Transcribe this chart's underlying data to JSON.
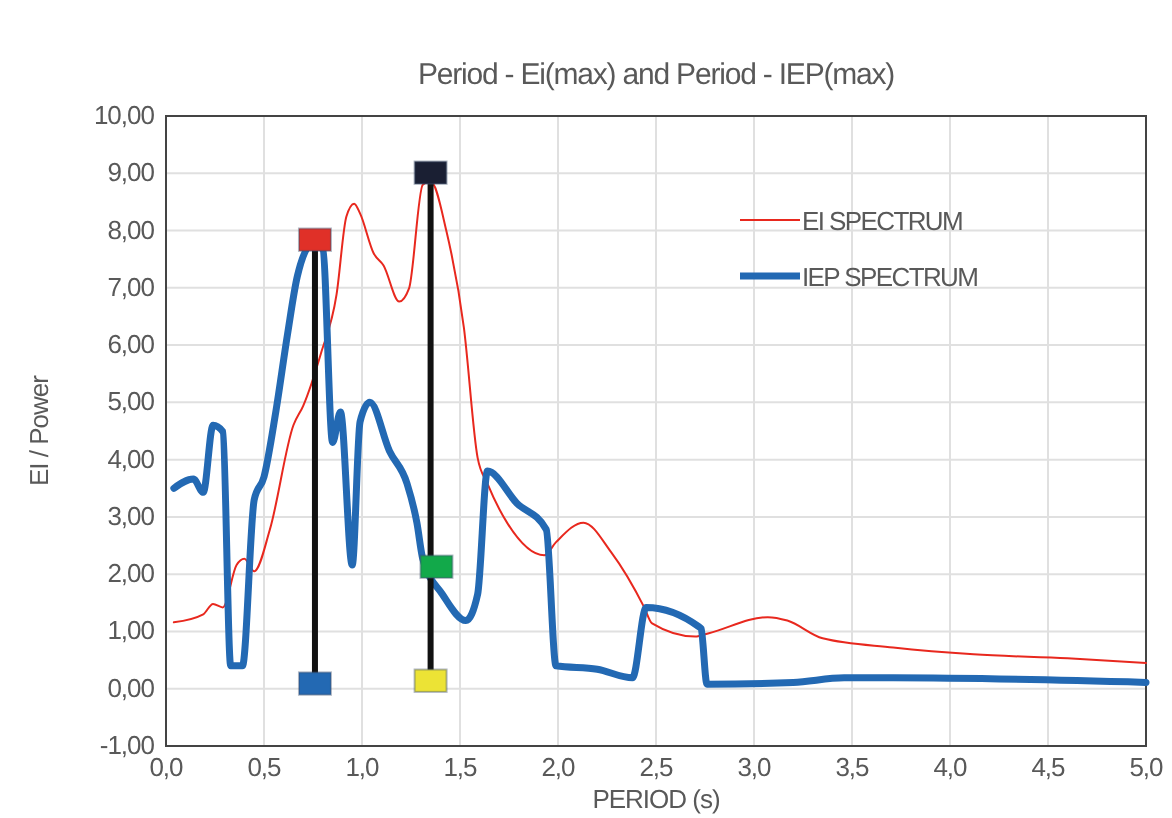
{
  "chart_data": {
    "type": "line",
    "title": "Period - Ei(max)  and Period - IEP(max)",
    "xlabel": "PERIOD (s)",
    "ylabel": "EI / Power",
    "xlim": [
      0,
      5
    ],
    "ylim": [
      -1,
      10
    ],
    "xticks": [
      {
        "value": 0,
        "label": "0,0"
      },
      {
        "value": 0.5,
        "label": "0,5"
      },
      {
        "value": 1,
        "label": "1,0"
      },
      {
        "value": 1.5,
        "label": "1,5"
      },
      {
        "value": 2,
        "label": "2,0"
      },
      {
        "value": 2.5,
        "label": "2,5"
      },
      {
        "value": 3,
        "label": "3,0"
      },
      {
        "value": 3.5,
        "label": "3,5"
      },
      {
        "value": 4,
        "label": "4,0"
      },
      {
        "value": 4.5,
        "label": "4,5"
      },
      {
        "value": 5,
        "label": "5,0"
      }
    ],
    "yticks": [
      {
        "value": -1,
        "label": "-1,00"
      },
      {
        "value": 0,
        "label": "0,00"
      },
      {
        "value": 1,
        "label": "1,00"
      },
      {
        "value": 2,
        "label": "2,00"
      },
      {
        "value": 3,
        "label": "3,00"
      },
      {
        "value": 4,
        "label": "4,00"
      },
      {
        "value": 5,
        "label": "5,00"
      },
      {
        "value": 6,
        "label": "6,00"
      },
      {
        "value": 7,
        "label": "7,00"
      },
      {
        "value": 8,
        "label": "8,00"
      },
      {
        "value": 9,
        "label": "9,00"
      },
      {
        "value": 10,
        "label": "10,00"
      }
    ],
    "grid": true,
    "legend": "top right",
    "line_style": "solid",
    "marker": "none",
    "series": [
      {
        "name": "EI SPECTRUM",
        "color": "#e8281e",
        "x": [
          0.04,
          0.19,
          0.24,
          0.29,
          0.36,
          0.4,
          0.45,
          0.53,
          0.65,
          0.7,
          0.79,
          0.87,
          0.92,
          0.96,
          0.99,
          1.06,
          1.11,
          1.19,
          1.24,
          1.31,
          1.35,
          1.43,
          1.52,
          1.59,
          1.64,
          1.74,
          1.93,
          1.99,
          2.13,
          2.27,
          2.44,
          2.48,
          2.7,
          2.77,
          3.07,
          3.17,
          3.35,
          3.71,
          4.12,
          4.6,
          5.0
        ],
        "values": [
          1.16,
          1.3,
          1.48,
          1.42,
          2.16,
          2.27,
          2.05,
          2.78,
          4.6,
          4.94,
          5.85,
          6.88,
          8.24,
          8.47,
          8.3,
          7.6,
          7.39,
          6.76,
          6.99,
          8.8,
          8.86,
          8.0,
          6.3,
          4.03,
          3.58,
          2.9,
          2.33,
          2.56,
          2.9,
          2.39,
          1.42,
          1.14,
          0.91,
          0.97,
          1.25,
          1.19,
          0.88,
          0.72,
          0.6,
          0.53,
          0.45
        ]
      },
      {
        "name": "IEP SPECTRUM",
        "color": "#2369b3",
        "x": [
          0.04,
          0.14,
          0.19,
          0.24,
          0.29,
          0.33,
          0.39,
          0.45,
          0.5,
          0.56,
          0.62,
          0.67,
          0.75,
          0.8,
          0.85,
          0.89,
          0.95,
          0.99,
          1.04,
          1.14,
          1.23,
          1.28,
          1.31,
          1.41,
          1.53,
          1.59,
          1.64,
          1.79,
          1.94,
          1.99,
          2.2,
          2.38,
          2.45,
          2.72,
          2.73,
          2.76,
          3.2,
          3.46,
          3.71,
          5.0
        ],
        "values": [
          3.5,
          3.66,
          3.43,
          4.6,
          4.49,
          0.4,
          0.4,
          3.3,
          3.7,
          4.83,
          6.19,
          7.2,
          7.78,
          7.67,
          4.3,
          4.83,
          2.16,
          4.66,
          5.0,
          4.15,
          3.58,
          2.9,
          2.27,
          1.65,
          1.19,
          1.65,
          3.8,
          3.24,
          2.78,
          0.4,
          0.34,
          0.19,
          1.42,
          1.08,
          1.05,
          0.08,
          0.11,
          0.19,
          0.19,
          0.11
        ]
      },
      {
        "type": "line",
        "color": "#111111",
        "x": [
          0.76,
          0.76
        ],
        "values": [
          0.09,
          7.84
        ]
      },
      {
        "type": "line",
        "color": "#111111",
        "x": [
          1.35,
          1.35
        ],
        "values": [
          0.14,
          9.01
        ]
      },
      {
        "type": "scatter",
        "marker": "square",
        "color": "#e03028",
        "x": [
          0.76
        ],
        "values": [
          7.84
        ]
      },
      {
        "type": "scatter",
        "marker": "square",
        "color": "#2369b3",
        "x": [
          0.76
        ],
        "values": [
          0.09
        ]
      },
      {
        "type": "scatter",
        "marker": "square",
        "color": "#1a1f33",
        "x": [
          1.35
        ],
        "values": [
          9.01
        ]
      },
      {
        "type": "scatter",
        "marker": "square",
        "color": "#12a94a",
        "x": [
          1.38
        ],
        "values": [
          2.13
        ]
      },
      {
        "type": "scatter",
        "marker": "square",
        "color": "#ece335",
        "x": [
          1.35
        ],
        "values": [
          0.14
        ]
      }
    ]
  }
}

*WORK TO BE COMPLETED*
Using the material above, copy every line in which the string "color" occurs.

*RESULT BELOW*
        "color": "#e8281e",
        "color": "#2369b3",
        "color": "#111111",
        "color": "#111111",
        "color": "#e03028",
        "color": "#2369b3",
        "color": "#1a1f33",
        "color": "#12a94a",
        "color": "#ece335",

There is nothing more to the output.